- **Information provided**
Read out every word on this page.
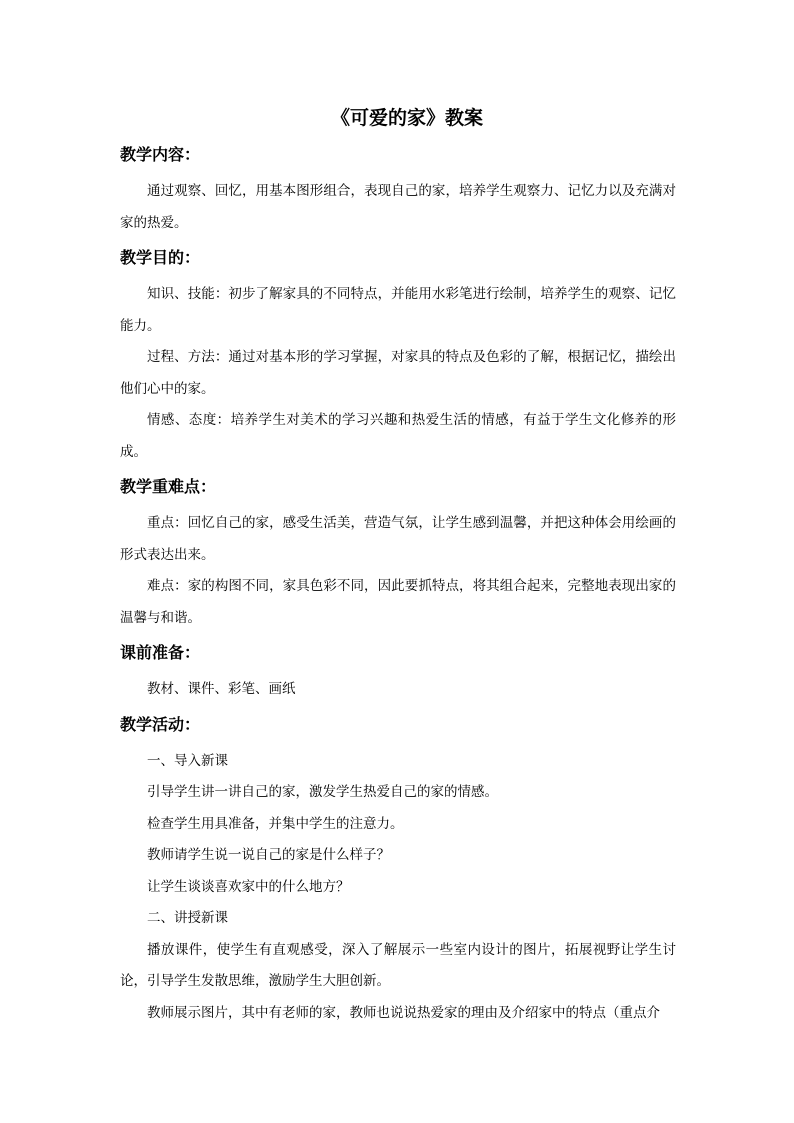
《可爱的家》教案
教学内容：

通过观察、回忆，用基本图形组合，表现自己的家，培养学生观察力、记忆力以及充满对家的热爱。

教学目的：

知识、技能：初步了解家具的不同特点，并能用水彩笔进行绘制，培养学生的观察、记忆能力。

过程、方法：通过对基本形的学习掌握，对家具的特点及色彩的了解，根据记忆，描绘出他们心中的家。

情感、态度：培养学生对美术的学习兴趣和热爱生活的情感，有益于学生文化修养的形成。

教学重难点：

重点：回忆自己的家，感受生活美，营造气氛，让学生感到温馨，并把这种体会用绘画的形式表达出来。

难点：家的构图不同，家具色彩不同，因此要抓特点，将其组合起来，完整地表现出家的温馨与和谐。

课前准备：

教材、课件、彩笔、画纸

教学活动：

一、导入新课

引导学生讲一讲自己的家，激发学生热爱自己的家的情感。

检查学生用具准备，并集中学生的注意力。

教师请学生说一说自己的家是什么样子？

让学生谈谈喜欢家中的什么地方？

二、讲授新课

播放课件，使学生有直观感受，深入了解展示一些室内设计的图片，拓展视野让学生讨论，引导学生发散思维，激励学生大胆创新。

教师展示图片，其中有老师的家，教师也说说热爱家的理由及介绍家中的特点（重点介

* * *

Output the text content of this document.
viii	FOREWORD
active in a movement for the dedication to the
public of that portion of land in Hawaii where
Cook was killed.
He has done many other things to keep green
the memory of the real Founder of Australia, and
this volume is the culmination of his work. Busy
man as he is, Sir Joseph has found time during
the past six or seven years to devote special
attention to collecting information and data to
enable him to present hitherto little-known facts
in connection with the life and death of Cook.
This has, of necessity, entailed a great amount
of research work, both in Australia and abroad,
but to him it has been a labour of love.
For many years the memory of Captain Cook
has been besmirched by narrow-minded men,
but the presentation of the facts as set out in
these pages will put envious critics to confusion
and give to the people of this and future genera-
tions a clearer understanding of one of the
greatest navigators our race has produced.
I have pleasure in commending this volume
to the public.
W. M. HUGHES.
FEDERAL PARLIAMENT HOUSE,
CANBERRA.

- **Task requirements**
From the listing above, copy out each line where the word "memory" appears.

- **Solved exercise**
the memory of the real Founder of Australia, and
For many years the memory of Captain Cook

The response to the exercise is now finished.